** start Provided entries **
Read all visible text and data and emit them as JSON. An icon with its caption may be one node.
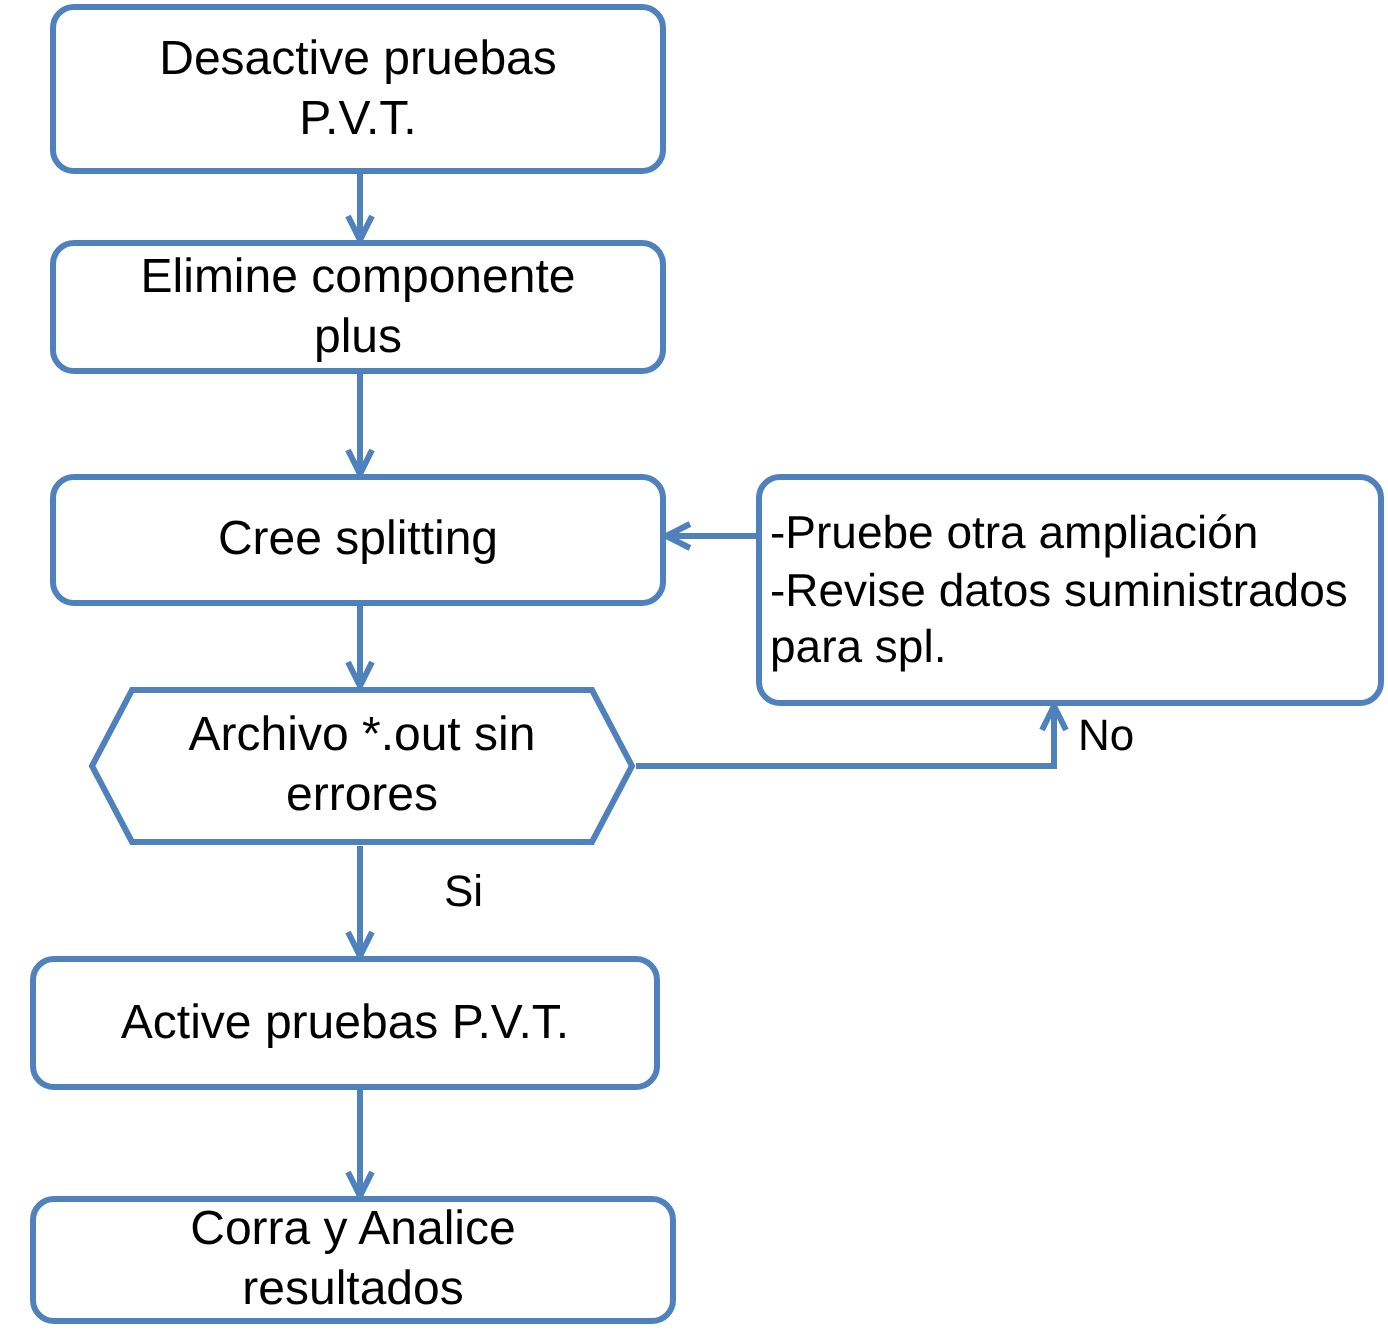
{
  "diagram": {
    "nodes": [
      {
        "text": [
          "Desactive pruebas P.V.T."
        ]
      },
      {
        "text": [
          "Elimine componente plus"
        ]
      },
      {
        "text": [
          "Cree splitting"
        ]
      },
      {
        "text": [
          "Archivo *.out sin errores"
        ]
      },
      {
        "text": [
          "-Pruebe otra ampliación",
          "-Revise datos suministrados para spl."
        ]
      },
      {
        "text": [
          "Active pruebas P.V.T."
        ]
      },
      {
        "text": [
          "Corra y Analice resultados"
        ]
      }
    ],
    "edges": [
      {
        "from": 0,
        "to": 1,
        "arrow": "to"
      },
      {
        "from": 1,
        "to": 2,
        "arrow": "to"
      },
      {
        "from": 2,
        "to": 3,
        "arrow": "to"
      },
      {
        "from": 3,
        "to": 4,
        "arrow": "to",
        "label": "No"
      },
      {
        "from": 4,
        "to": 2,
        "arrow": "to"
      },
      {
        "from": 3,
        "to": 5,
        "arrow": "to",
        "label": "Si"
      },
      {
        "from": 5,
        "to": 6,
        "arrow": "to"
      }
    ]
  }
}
** end Provided entries **
Stated problem.
Return the records exactly. Don't carry the pictures over.

Problem solution.
Read all visible text and data and emit them as JSON. An icon with its caption may be one node.
{
  "diagram": {
    "nodes": [
      {
        "text": [
          "Desactive pruebas P.V.T."
        ]
      },
      {
        "text": [
          "Elimine componente plus"
        ]
      },
      {
        "text": [
          "Cree splitting"
        ]
      },
      {
        "text": [
          "Archivo *.out sin errores"
        ]
      },
      {
        "text": [
          "-Pruebe otra ampliación",
          "-Revise datos suministrados para spl."
        ]
      },
      {
        "text": [
          "Active pruebas P.V.T."
        ]
      },
      {
        "text": [
          "Corra y Analice resultados"
        ]
      }
    ],
    "edges": [
      {
        "from": 0,
        "to": 1,
        "arrow": "to"
      },
      {
        "from": 1,
        "to": 2,
        "arrow": "to"
      },
      {
        "from": 2,
        "to": 3,
        "arrow": "to"
      },
      {
        "from": 3,
        "to": 4,
        "arrow": "to",
        "label": "No"
      },
      {
        "from": 4,
        "to": 2,
        "arrow": "to"
      },
      {
        "from": 3,
        "to": 5,
        "arrow": "to",
        "label": "Si"
      },
      {
        "from": 5,
        "to": 6,
        "arrow": "to"
      }
    ]
  }
}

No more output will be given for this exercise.